Dataset entries
▼
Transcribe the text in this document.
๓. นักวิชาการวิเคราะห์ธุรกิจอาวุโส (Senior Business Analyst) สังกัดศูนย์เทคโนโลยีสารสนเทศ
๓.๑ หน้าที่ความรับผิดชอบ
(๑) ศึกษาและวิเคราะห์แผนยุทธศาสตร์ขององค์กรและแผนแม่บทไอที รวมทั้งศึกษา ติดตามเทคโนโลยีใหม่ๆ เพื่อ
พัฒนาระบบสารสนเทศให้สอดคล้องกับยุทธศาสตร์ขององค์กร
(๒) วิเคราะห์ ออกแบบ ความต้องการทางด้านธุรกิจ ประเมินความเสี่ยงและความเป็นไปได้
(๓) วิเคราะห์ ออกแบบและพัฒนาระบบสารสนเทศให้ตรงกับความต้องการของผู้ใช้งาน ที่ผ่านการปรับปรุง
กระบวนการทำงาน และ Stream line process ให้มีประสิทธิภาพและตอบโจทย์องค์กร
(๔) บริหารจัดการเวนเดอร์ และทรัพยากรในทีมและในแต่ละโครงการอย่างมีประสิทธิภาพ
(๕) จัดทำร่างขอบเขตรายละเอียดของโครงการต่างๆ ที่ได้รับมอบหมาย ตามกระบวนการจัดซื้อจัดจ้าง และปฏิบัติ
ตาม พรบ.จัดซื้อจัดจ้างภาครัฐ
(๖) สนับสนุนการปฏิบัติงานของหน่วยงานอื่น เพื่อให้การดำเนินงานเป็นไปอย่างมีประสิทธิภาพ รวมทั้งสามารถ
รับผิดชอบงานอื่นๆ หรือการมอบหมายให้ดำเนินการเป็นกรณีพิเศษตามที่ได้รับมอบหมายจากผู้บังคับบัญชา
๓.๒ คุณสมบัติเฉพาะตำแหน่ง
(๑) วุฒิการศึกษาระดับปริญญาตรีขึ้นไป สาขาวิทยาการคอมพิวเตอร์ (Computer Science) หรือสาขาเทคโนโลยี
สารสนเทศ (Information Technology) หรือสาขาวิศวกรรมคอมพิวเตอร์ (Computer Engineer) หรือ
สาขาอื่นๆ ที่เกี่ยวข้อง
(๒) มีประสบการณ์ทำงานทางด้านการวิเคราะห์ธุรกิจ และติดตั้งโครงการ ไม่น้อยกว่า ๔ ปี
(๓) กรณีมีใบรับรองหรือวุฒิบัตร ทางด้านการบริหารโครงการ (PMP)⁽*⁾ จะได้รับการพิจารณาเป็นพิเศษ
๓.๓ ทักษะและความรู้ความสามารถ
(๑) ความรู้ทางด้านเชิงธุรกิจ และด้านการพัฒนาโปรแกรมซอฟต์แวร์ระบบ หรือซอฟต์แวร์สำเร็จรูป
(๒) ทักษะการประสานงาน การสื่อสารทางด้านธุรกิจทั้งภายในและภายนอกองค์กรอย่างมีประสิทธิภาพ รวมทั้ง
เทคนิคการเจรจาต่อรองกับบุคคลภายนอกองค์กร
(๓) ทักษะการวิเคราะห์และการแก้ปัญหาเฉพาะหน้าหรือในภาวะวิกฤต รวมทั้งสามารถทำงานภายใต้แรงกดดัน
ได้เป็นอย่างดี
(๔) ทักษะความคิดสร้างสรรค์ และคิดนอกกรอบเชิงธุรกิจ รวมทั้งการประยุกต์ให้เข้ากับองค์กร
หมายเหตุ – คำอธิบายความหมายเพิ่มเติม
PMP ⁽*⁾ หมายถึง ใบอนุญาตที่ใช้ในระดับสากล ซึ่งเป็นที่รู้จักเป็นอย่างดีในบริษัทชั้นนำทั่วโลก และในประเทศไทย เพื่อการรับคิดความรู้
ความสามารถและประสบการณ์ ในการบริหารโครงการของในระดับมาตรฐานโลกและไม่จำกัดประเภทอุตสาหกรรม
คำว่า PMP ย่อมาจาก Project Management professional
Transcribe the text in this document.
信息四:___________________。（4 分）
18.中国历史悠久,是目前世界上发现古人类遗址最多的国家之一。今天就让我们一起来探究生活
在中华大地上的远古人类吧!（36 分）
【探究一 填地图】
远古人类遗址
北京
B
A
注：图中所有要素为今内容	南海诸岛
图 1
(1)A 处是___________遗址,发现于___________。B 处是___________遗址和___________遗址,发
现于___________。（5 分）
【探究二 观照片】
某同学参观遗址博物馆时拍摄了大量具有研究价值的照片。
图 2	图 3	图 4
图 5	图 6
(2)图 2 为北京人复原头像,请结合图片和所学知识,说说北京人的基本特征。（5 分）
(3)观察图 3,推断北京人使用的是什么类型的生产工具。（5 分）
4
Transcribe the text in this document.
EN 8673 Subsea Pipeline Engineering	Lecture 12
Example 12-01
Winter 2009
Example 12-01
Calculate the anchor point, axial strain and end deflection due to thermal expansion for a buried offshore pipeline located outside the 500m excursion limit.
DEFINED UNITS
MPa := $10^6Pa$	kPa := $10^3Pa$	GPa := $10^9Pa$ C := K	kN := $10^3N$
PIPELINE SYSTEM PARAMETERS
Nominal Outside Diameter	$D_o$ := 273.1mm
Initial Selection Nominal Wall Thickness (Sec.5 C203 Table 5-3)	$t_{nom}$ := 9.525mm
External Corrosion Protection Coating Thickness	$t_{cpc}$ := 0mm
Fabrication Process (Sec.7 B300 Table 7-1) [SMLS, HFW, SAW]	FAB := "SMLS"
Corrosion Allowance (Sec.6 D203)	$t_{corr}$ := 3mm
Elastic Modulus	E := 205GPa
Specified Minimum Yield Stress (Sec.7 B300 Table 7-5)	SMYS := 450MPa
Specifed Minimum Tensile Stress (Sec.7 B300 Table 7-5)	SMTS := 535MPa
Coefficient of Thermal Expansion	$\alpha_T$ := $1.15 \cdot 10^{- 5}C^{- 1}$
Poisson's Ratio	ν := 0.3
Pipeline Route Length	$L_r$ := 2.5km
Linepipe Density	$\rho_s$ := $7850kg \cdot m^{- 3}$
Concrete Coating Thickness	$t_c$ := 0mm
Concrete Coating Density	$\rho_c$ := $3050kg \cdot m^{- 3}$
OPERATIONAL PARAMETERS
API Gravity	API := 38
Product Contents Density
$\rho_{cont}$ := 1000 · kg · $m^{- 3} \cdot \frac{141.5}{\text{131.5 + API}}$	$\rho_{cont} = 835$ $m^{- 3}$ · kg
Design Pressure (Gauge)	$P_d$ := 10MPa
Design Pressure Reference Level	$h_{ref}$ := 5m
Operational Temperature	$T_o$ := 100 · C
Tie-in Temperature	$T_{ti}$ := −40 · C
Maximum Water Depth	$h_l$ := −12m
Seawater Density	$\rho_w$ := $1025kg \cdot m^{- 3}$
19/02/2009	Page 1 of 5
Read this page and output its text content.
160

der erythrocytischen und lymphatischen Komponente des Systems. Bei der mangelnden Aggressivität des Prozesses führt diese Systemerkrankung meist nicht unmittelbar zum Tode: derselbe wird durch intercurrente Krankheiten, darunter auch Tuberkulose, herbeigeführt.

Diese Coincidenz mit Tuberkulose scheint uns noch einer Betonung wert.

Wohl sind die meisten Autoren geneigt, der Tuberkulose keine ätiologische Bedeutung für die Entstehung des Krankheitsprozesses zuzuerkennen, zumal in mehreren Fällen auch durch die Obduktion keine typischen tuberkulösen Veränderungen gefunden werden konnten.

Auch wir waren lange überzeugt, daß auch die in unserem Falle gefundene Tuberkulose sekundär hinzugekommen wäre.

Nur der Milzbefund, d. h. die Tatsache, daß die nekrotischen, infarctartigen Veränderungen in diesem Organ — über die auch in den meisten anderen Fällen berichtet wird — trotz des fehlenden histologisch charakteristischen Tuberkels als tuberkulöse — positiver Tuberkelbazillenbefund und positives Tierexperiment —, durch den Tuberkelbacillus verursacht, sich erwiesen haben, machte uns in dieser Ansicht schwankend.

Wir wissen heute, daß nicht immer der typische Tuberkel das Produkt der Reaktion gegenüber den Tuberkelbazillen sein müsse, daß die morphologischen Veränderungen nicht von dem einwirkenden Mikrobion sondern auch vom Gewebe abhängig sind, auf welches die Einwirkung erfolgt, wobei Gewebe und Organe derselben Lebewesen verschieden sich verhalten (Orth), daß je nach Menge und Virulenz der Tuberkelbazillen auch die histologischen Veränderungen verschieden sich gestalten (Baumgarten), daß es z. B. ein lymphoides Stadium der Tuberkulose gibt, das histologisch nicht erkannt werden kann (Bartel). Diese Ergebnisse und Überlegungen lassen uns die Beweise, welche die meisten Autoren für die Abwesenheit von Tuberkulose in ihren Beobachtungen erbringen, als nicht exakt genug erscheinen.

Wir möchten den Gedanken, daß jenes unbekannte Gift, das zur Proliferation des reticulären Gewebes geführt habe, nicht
▲
▶ **SET EXERCISE**
Find the word "ฒนาระบบสารสนเทศให" in the entries, and copy every line it shows up in.

▶ **COMPLETE RESPONSE**
พัฒนาระบบสารสนเทศให้สอดคล้องกับยุทธศาสตร์ขององค์กร
(๓) วิเคราะห์ ออกแบบและพัฒนาระบบสารสนเทศให้ตรงกับความต้องการของผู้ใช้งาน ที่ผ่านการปรับปรุง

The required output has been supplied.